YOUR TASK: Without the pictures, return each record as it appears.

** start PROVIDED DATA **

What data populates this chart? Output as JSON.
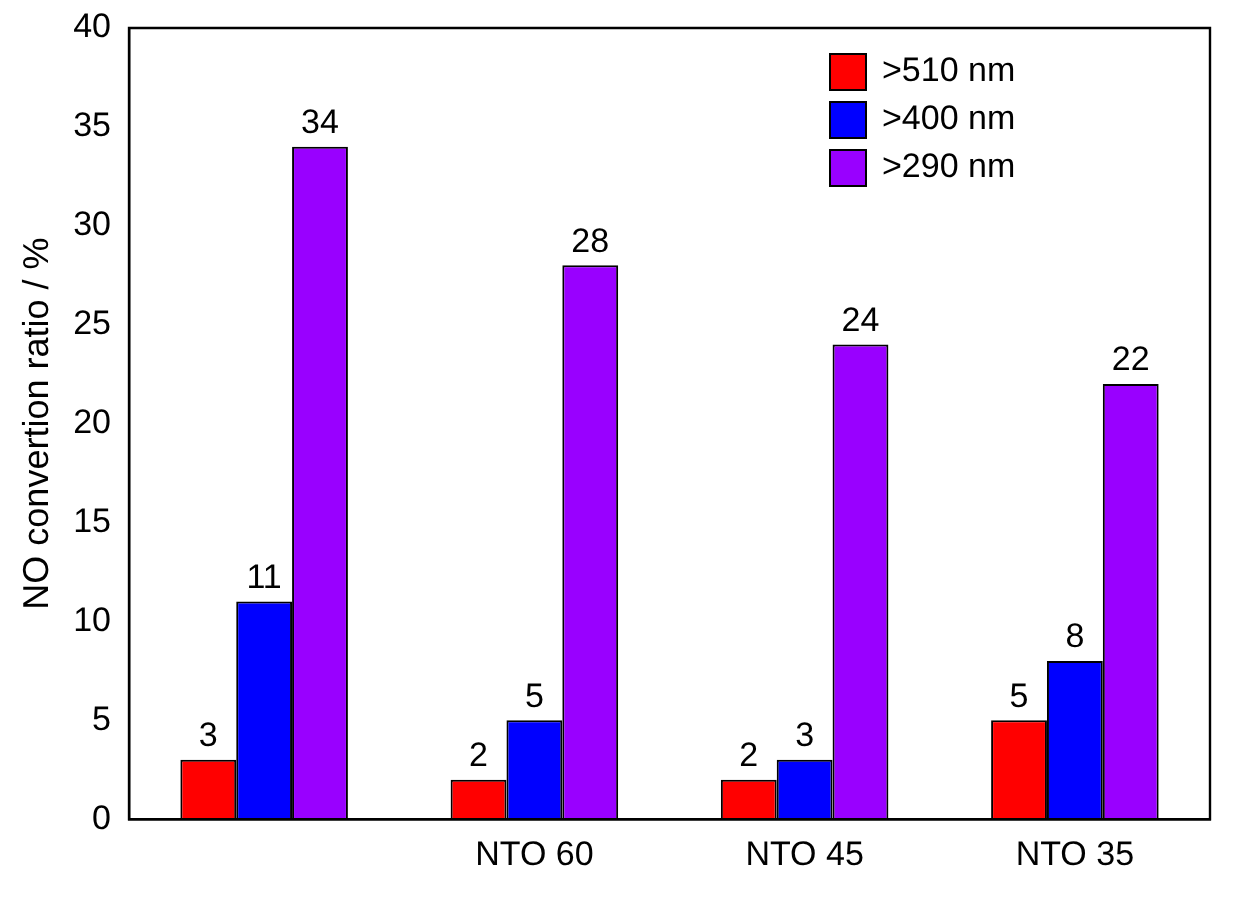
{
  "chart_data": {
    "type": "bar",
    "ylabel": "NO convertion ratio / %",
    "categories": [
      null,
      "NTO 60",
      "NTO 45",
      "NTO 35"
    ],
    "series": [
      {
        "name": ">510 nm",
        "color": "#ff0000",
        "values": [
          3,
          2,
          2,
          5
        ]
      },
      {
        "name": ">400 nm",
        "color": "#0000ff",
        "values": [
          11,
          5,
          3,
          8
        ]
      },
      {
        "name": ">290 nm",
        "color": "#9900ff",
        "values": [
          34,
          28,
          24,
          22
        ]
      }
    ],
    "ylim": [
      0,
      40
    ],
    "yticks": [
      0,
      5,
      10,
      15,
      20,
      25,
      30,
      35,
      40
    ],
    "grid": false,
    "legend": "top right",
    "data_labels": true
  }
}
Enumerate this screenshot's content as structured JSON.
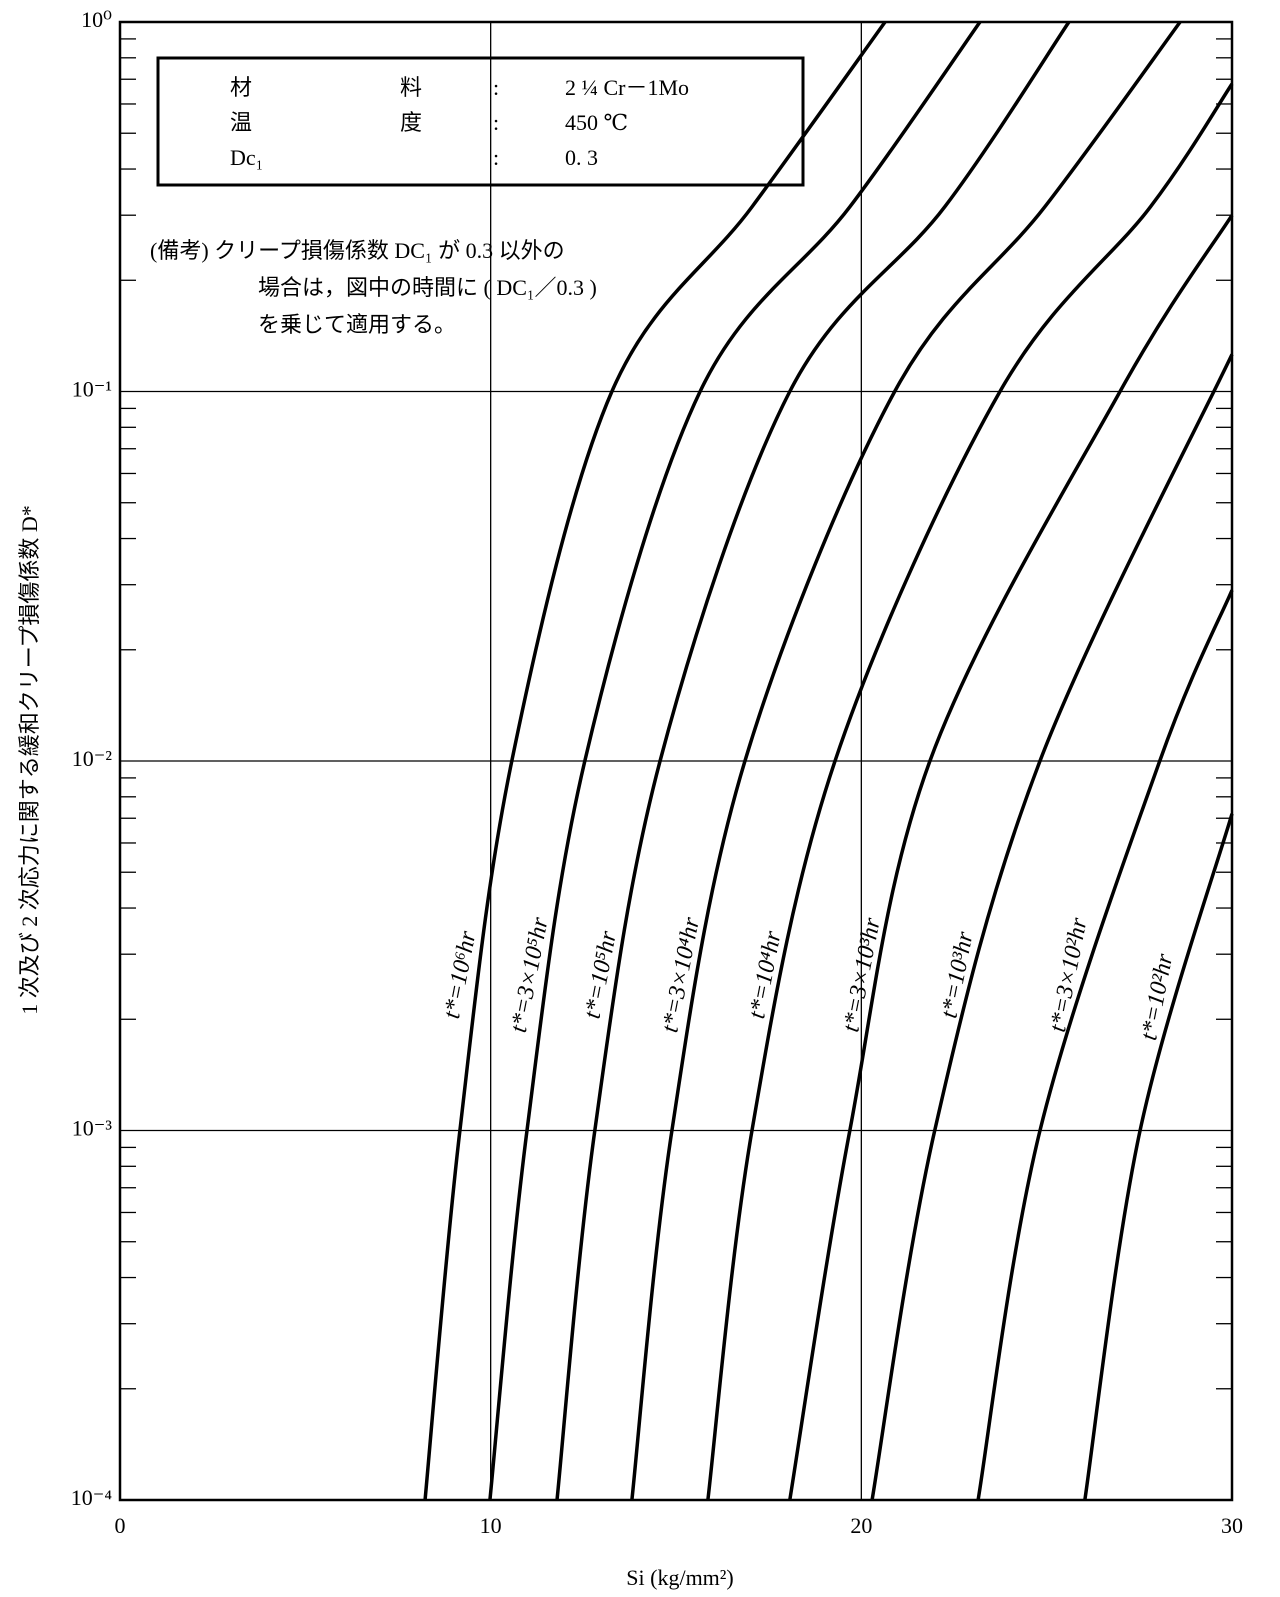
{
  "chart_data": {
    "type": "line",
    "xlabel": "Si (kg/mm²)",
    "ylabel": "1 次及び 2 次応力に関する緩和クリープ損傷係数 D*",
    "xlim": [
      0,
      30
    ],
    "ylim": [
      0.0001,
      1
    ],
    "log_y": true,
    "xticks": [
      0,
      10,
      20,
      30
    ],
    "yticks": [
      {
        "value": 0.0001,
        "label": "10⁻⁴"
      },
      {
        "value": 0.001,
        "label": "10⁻³"
      },
      {
        "value": 0.01,
        "label": "10⁻²"
      },
      {
        "value": 0.1,
        "label": "10⁻¹"
      },
      {
        "value": 1,
        "label": "10⁰"
      }
    ],
    "grid_x": [
      10,
      20
    ],
    "grid": true,
    "info_box": [
      {
        "label": [
          "材",
          "料"
        ],
        "value": "2 ¼ Cr－1Mo"
      },
      {
        "label": [
          "温",
          "度"
        ],
        "value": "450 ℃"
      },
      {
        "label": [
          "Dc₁"
        ],
        "value": "0. 3"
      }
    ],
    "separator": ":",
    "note": [
      "(備考) クリープ損傷係数 DC₁ が 0.3 以外の",
      "場合は，図中の時間に ( DC₁／0.3 )",
      "を乗じて適用する。"
    ],
    "series": [
      {
        "name": "t*=10⁶hr",
        "color": "#000000",
        "x": [
          8.23,
          9.17,
          10.57,
          13.27,
          17.05,
          20.64
        ],
        "values": [
          0.0001,
          0.001,
          0.01,
          0.1,
          0.316,
          1
        ]
      },
      {
        "name": "t*=3×10⁵hr",
        "color": "#000000",
        "x": [
          9.98,
          10.98,
          12.54,
          15.65,
          19.69,
          23.2
        ],
        "values": [
          0.0001,
          0.001,
          0.01,
          0.1,
          0.316,
          1
        ]
      },
      {
        "name": "t*=10⁵hr",
        "color": "#000000",
        "x": [
          11.79,
          12.81,
          14.57,
          18.07,
          22.25,
          25.6
        ],
        "values": [
          0.0001,
          0.001,
          0.01,
          0.1,
          0.316,
          1
        ]
      },
      {
        "name": "t*=3×10⁴hr",
        "color": "#000000",
        "x": [
          13.81,
          14.89,
          16.86,
          20.9,
          24.95,
          28.6
        ],
        "values": [
          0.0001,
          0.001,
          0.01,
          0.1,
          0.316,
          1
        ]
      },
      {
        "name": "t*=10⁴hr",
        "color": "#000000",
        "x": [
          15.86,
          17.05,
          19.29,
          23.74,
          27.8,
          30
        ],
        "values": [
          0.0001,
          0.001,
          0.01,
          0.1,
          0.316,
          0.68
        ]
      },
      {
        "name": "t*=3×10³hr",
        "color": "#000000",
        "x": [
          18.07,
          19.69,
          21.85,
          26.98,
          30
        ],
        "values": [
          0.0001,
          0.001,
          0.01,
          0.1,
          0.3
        ]
      },
      {
        "name": "t*=10³hr",
        "color": "#000000",
        "x": [
          20.29,
          21.98,
          24.82,
          30
        ],
        "values": [
          0.0001,
          0.001,
          0.01,
          0.126
        ]
      },
      {
        "name": "t*=3×10²hr",
        "color": "#000000",
        "x": [
          23.15,
          24.82,
          28.05,
          30
        ],
        "values": [
          0.0001,
          0.001,
          0.01,
          0.029
        ]
      },
      {
        "name": "t*=10²hr",
        "color": "#000000",
        "x": [
          26.03,
          27.52,
          30
        ],
        "values": [
          0.0001,
          0.001,
          0.0072
        ]
      }
    ]
  }
}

** end PROVIDED DATA **

TASK SOLUTION:
What data populates this chart? Output as JSON.
{
  "chart_data": {
    "type": "bar",
    "ylabel": "NO convertion ratio / %",
    "categories": [
      null,
      "NTO 60",
      "NTO 45",
      "NTO 35"
    ],
    "series": [
      {
        "name": ">510 nm",
        "color": "#ff0000",
        "values": [
          3,
          2,
          2,
          5
        ]
      },
      {
        "name": ">400 nm",
        "color": "#0000ff",
        "values": [
          11,
          5,
          3,
          8
        ]
      },
      {
        "name": ">290 nm",
        "color": "#9900ff",
        "values": [
          34,
          28,
          24,
          22
        ]
      }
    ],
    "ylim": [
      0,
      40
    ],
    "yticks": [
      0,
      5,
      10,
      15,
      20,
      25,
      30,
      35,
      40
    ],
    "grid": false,
    "legend": "top right",
    "data_labels": true
  }
}
Enumerate this screenshot's content as structured JSON.
{
  "chart_data": {
    "type": "line",
    "xlabel": "Si (kg/mm²)",
    "ylabel": "1 次及び 2 次応力に関する緩和クリープ損傷係数 D*",
    "xlim": [
      0,
      30
    ],
    "ylim": [
      0.0001,
      1
    ],
    "log_y": true,
    "xticks": [
      0,
      10,
      20,
      30
    ],
    "yticks": [
      {
        "value": 0.0001,
        "label": "10⁻⁴"
      },
      {
        "value": 0.001,
        "label": "10⁻³"
      },
      {
        "value": 0.01,
        "label": "10⁻²"
      },
      {
        "value": 0.1,
        "label": "10⁻¹"
      },
      {
        "value": 1,
        "label": "10⁰"
      }
    ],
    "grid_x": [
      10,
      20
    ],
    "grid": true,
    "info_box": [
      {
        "label": [
          "材",
          "料"
        ],
        "value": "2 ¼ Cr－1Mo"
      },
      {
        "label": [
          "温",
          "度"
        ],
        "value": "450 ℃"
      },
      {
        "label": [
          "Dc₁"
        ],
        "value": "0. 3"
      }
    ],
    "separator": ":",
    "note": [
      "(備考) クリープ損傷係数 DC₁ が 0.3 以外の",
      "場合は，図中の時間に ( DC₁／0.3 )",
      "を乗じて適用する。"
    ],
    "series": [
      {
        "name": "t*=10⁶hr",
        "color": "#000000",
        "x": [
          8.23,
          9.17,
          10.57,
          13.27,
          17.05,
          20.64
        ],
        "values": [
          0.0001,
          0.001,
          0.01,
          0.1,
          0.316,
          1
        ]
      },
      {
        "name": "t*=3×10⁵hr",
        "color": "#000000",
        "x": [
          9.98,
          10.98,
          12.54,
          15.65,
          19.69,
          23.2
        ],
        "values": [
          0.0001,
          0.001,
          0.01,
          0.1,
          0.316,
          1
        ]
      },
      {
        "name": "t*=10⁵hr",
        "color": "#000000",
        "x": [
          11.79,
          12.81,
          14.57,
          18.07,
          22.25,
          25.6
        ],
        "values": [
          0.0001,
          0.001,
          0.01,
          0.1,
          0.316,
          1
        ]
      },
      {
        "name": "t*=3×10⁴hr",
        "color": "#000000",
        "x": [
          13.81,
          14.89,
          16.86,
          20.9,
          24.95,
          28.6
        ],
        "values": [
          0.0001,
          0.001,
          0.01,
          0.1,
          0.316,
          1
        ]
      },
      {
        "name": "t*=10⁴hr",
        "color": "#000000",
        "x": [
          15.86,
          17.05,
          19.29,
          23.74,
          27.8,
          30
        ],
        "values": [
          0.0001,
          0.001,
          0.01,
          0.1,
          0.316,
          0.68
        ]
      },
      {
        "name": "t*=3×10³hr",
        "color": "#000000",
        "x": [
          18.07,
          19.69,
          21.85,
          26.98,
          30
        ],
        "values": [
          0.0001,
          0.001,
          0.01,
          0.1,
          0.3
        ]
      },
      {
        "name": "t*=10³hr",
        "color": "#000000",
        "x": [
          20.29,
          21.98,
          24.82,
          30
        ],
        "values": [
          0.0001,
          0.001,
          0.01,
          0.126
        ]
      },
      {
        "name": "t*=3×10²hr",
        "color": "#000000",
        "x": [
          23.15,
          24.82,
          28.05,
          30
        ],
        "values": [
          0.0001,
          0.001,
          0.01,
          0.029
        ]
      },
      {
        "name": "t*=10²hr",
        "color": "#000000",
        "x": [
          26.03,
          27.52,
          30
        ],
        "values": [
          0.0001,
          0.001,
          0.0072
        ]
      }
    ]
  }
}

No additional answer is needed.